Assignment:
Translate this sentence from the passage on Slx8p and meiotic progression into Spanish: "Once IAA was added to the medium, both Ecm11p and Zip1p were degraded in slx8Δ cells (Figure 6A–D)."

Text passage:
==*==
As Slx5p‐Slx8p is responsible for the turnover of SUMOylated proteins by promoting their ubiquitination,25, 39 and the degradation of Zip1p and Ecm11p was delayed in slx8Δ cells (Figure 3C–F), we speculated that Slx8p might promote the degradation of Zip1p and Ecm11p to promote meiotic progression. To test this possibility, we directly depleted Zip1p and Ecm11p proteins in slx8Δ cells via an auxin‐induced degradation (AID) system.41, 42 The AID system relies on an auxin‐induced interaction between the indole‐3‐acetic acid (IAA) family transcription factors and the F‐box protein TIR1, which results in the ubiquitination of AID‐fused proteins and their subsequent degradation by the proteasome.42 An AID‐tag was added (knocked‐in) to the C‐terminus of ECM11 and ZIP1 in both alleles of the WT and slx8Δ strains. The AID‐tag did not affect the meiotic progression of WT strains (Figure 6 E,F), suggesting that the tag did not influence the function of these proteins. Once IAA was added to the medium, both Ecm11p and Zip1p were degraded in slx8Δ cells (Figure 6A–D). After establishing this system, we next monitored the effect of induced degradation of Ecm11p and Zip1p on sporulation, finding that only the degradation of Ecm11p could partially rescue the sporulation defect of slx8Δ cells (Figure 6E,F). In addition, the chromosome missegregation defect and the spore viability of slx8Δ cells were all rescued to some extent (Figure 6G,H). These results suggest that Ecm11p is the key substrate of Slx8p, and Slx8p might add ubiquitin to SUMOylated Ecm11p to promote its degradation, thus facilitating meiotic progression.
==*==
[Recorded data]
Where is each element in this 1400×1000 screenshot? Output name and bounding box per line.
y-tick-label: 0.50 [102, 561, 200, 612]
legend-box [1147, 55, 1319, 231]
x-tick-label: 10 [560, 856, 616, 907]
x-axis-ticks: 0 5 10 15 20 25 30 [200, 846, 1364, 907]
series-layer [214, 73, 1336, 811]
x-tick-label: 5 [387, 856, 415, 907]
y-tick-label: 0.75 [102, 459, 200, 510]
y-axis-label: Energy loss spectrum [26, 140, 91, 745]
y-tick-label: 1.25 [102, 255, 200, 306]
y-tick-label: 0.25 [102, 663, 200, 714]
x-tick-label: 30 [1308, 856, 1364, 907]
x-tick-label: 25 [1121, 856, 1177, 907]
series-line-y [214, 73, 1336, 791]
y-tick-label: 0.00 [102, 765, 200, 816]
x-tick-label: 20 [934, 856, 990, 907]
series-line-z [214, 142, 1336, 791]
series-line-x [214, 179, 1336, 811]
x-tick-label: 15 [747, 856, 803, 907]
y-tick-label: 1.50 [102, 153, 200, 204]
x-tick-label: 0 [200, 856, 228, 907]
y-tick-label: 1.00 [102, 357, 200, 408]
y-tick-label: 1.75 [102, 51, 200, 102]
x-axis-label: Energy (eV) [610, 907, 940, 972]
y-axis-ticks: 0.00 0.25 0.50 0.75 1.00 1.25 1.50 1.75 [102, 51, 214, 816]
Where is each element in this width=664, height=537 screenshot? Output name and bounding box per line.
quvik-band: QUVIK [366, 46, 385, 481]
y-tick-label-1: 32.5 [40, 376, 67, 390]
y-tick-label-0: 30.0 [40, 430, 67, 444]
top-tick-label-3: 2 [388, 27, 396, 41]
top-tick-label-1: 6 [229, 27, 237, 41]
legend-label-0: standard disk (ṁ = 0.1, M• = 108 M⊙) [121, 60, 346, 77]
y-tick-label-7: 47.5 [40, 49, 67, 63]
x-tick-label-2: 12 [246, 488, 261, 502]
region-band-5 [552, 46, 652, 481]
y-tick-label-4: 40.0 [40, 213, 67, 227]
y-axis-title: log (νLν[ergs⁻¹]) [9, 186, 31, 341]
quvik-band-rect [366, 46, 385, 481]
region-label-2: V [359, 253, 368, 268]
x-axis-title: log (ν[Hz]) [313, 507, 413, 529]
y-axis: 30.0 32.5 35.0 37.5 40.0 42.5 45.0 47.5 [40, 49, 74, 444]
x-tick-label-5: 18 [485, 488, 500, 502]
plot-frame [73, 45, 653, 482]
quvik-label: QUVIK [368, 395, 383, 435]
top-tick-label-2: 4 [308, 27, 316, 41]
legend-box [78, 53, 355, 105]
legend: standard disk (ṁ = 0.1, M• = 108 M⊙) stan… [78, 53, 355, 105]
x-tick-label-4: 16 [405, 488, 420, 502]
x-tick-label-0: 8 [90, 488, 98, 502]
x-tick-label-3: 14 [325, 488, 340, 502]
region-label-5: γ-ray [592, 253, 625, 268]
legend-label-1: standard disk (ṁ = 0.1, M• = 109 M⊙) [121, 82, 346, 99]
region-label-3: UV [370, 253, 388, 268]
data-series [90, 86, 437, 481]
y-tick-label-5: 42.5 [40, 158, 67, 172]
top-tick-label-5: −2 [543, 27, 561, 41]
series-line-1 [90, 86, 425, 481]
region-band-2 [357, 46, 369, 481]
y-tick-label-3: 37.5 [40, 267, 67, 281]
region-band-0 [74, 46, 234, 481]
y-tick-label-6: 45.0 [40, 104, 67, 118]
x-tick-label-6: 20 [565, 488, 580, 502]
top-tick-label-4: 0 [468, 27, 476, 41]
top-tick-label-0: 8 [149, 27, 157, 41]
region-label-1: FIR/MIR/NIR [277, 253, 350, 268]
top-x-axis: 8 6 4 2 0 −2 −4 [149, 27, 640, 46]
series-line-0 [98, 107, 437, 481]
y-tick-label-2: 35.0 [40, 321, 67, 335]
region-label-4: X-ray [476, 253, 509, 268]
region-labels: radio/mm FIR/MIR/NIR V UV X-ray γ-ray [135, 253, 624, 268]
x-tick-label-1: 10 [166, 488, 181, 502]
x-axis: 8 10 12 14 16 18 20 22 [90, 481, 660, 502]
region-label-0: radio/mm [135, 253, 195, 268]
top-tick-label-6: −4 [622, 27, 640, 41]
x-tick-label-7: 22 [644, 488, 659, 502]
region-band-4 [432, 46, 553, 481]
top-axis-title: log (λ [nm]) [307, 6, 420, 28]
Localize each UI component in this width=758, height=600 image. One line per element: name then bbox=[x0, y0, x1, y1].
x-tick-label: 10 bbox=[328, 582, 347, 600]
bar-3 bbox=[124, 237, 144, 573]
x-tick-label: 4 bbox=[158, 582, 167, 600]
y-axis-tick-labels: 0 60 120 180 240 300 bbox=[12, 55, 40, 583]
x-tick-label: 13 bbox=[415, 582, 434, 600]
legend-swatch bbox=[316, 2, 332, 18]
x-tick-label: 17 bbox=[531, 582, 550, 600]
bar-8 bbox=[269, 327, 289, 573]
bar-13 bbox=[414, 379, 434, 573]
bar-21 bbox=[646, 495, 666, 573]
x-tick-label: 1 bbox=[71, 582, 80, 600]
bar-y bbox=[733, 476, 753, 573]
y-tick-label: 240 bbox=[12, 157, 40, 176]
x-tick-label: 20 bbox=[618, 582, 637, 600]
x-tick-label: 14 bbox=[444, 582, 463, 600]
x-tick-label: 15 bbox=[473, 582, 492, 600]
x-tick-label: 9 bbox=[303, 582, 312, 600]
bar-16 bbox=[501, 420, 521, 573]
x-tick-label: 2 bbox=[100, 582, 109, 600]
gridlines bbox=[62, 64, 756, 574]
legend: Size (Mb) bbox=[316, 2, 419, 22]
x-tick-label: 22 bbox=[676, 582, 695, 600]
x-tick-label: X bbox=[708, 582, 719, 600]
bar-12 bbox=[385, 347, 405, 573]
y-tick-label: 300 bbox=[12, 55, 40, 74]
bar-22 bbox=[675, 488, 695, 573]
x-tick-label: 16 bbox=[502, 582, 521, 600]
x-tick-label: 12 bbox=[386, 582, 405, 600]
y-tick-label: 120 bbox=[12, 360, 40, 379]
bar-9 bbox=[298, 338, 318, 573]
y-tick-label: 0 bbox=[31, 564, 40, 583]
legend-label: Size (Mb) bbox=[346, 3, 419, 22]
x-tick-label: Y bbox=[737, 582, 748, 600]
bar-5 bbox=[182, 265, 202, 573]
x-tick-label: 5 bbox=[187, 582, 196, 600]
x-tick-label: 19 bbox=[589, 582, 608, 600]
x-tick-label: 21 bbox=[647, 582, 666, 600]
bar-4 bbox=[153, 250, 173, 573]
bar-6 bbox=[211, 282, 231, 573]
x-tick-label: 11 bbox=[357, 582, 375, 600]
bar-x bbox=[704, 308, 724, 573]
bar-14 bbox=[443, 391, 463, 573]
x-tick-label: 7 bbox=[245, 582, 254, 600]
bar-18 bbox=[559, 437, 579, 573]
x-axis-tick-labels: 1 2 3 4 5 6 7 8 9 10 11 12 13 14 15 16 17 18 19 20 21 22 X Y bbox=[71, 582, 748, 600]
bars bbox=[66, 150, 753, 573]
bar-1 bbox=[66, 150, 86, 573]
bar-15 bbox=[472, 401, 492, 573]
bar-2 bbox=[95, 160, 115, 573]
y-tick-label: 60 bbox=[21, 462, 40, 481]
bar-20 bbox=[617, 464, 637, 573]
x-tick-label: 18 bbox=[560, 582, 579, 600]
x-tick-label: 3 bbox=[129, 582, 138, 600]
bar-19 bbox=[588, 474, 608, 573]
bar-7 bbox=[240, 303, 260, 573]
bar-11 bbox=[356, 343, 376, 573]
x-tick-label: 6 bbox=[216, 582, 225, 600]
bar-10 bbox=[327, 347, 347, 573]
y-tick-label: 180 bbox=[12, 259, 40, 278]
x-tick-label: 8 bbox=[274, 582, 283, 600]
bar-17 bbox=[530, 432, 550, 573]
==*==
Task solution:
Una vez que se añadió IAA al medio, tanto Ecm11p como Zip1p se degradaron en las células slx8Δ (Figura 6A–D).